Stated problem —
Go through the material below and copy each line where the word "inhabited" appears.

Exercise data —
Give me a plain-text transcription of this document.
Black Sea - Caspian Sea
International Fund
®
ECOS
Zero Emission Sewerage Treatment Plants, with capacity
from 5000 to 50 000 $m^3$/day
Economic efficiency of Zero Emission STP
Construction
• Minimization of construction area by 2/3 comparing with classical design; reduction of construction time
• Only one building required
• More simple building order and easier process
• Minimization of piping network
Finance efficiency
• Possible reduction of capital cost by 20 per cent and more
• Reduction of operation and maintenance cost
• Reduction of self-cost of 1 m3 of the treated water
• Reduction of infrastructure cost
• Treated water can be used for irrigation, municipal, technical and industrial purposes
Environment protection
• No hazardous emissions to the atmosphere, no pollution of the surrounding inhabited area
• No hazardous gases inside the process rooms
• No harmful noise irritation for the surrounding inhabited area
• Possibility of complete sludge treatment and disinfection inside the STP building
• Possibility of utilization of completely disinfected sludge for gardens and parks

Solution to this exercise —
• No hazardous emissions to the atmosphere, no pollution of the surrounding inhabited area
• No harmful noise irritation for the surrounding inhabited area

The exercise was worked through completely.